(Short task) How many lines in the records below contain the string "runway"? Give only the number.

Element location listings:
— START —

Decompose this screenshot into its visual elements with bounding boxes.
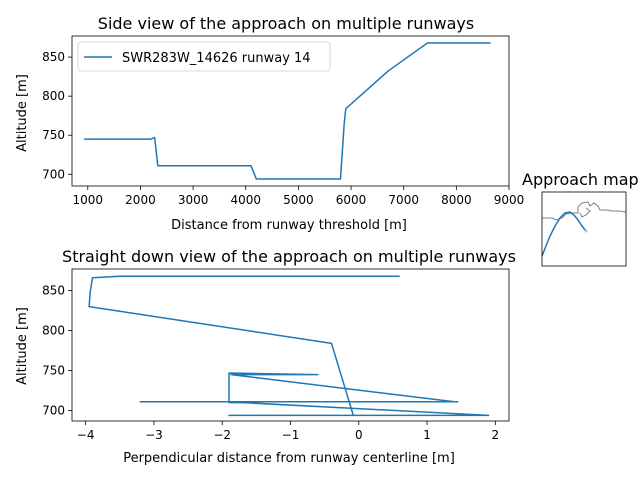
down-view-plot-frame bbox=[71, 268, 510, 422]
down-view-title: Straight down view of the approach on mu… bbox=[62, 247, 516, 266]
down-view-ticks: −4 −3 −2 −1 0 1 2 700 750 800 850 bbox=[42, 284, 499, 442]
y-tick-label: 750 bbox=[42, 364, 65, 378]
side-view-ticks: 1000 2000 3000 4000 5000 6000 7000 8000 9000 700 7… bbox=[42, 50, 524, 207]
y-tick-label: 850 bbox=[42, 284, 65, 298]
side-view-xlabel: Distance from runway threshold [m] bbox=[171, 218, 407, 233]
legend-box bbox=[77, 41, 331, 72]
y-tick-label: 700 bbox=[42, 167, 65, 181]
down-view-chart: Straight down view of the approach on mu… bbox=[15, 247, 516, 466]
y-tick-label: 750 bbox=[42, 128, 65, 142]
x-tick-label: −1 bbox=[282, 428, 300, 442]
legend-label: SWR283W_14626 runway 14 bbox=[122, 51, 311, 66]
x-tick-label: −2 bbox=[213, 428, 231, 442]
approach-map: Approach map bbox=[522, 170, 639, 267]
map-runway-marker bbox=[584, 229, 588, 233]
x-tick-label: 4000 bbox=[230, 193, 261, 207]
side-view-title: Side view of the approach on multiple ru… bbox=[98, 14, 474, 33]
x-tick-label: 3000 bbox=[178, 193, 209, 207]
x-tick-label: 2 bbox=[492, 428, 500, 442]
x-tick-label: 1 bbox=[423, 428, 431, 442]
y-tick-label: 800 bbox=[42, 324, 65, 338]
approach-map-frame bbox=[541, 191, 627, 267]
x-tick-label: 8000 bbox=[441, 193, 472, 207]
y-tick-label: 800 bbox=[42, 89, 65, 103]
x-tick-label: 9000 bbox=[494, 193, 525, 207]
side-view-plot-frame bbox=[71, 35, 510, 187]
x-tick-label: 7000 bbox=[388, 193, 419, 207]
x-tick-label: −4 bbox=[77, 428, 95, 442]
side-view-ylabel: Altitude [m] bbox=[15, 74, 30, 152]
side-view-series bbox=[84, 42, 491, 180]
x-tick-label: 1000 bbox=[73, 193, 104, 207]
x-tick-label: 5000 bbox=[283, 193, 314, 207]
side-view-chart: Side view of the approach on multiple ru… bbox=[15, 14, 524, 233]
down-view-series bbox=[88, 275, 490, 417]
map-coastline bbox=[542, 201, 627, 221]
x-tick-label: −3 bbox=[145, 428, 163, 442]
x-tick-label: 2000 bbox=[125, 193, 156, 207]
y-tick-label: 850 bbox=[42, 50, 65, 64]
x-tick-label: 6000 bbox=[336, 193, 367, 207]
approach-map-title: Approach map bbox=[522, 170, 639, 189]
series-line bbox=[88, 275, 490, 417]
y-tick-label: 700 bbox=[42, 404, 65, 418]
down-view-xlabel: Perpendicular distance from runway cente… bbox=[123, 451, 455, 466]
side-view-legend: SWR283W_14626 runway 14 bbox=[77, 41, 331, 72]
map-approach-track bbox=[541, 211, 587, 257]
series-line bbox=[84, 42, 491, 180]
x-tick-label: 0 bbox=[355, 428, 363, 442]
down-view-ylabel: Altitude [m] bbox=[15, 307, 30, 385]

— END —

(Task result) 5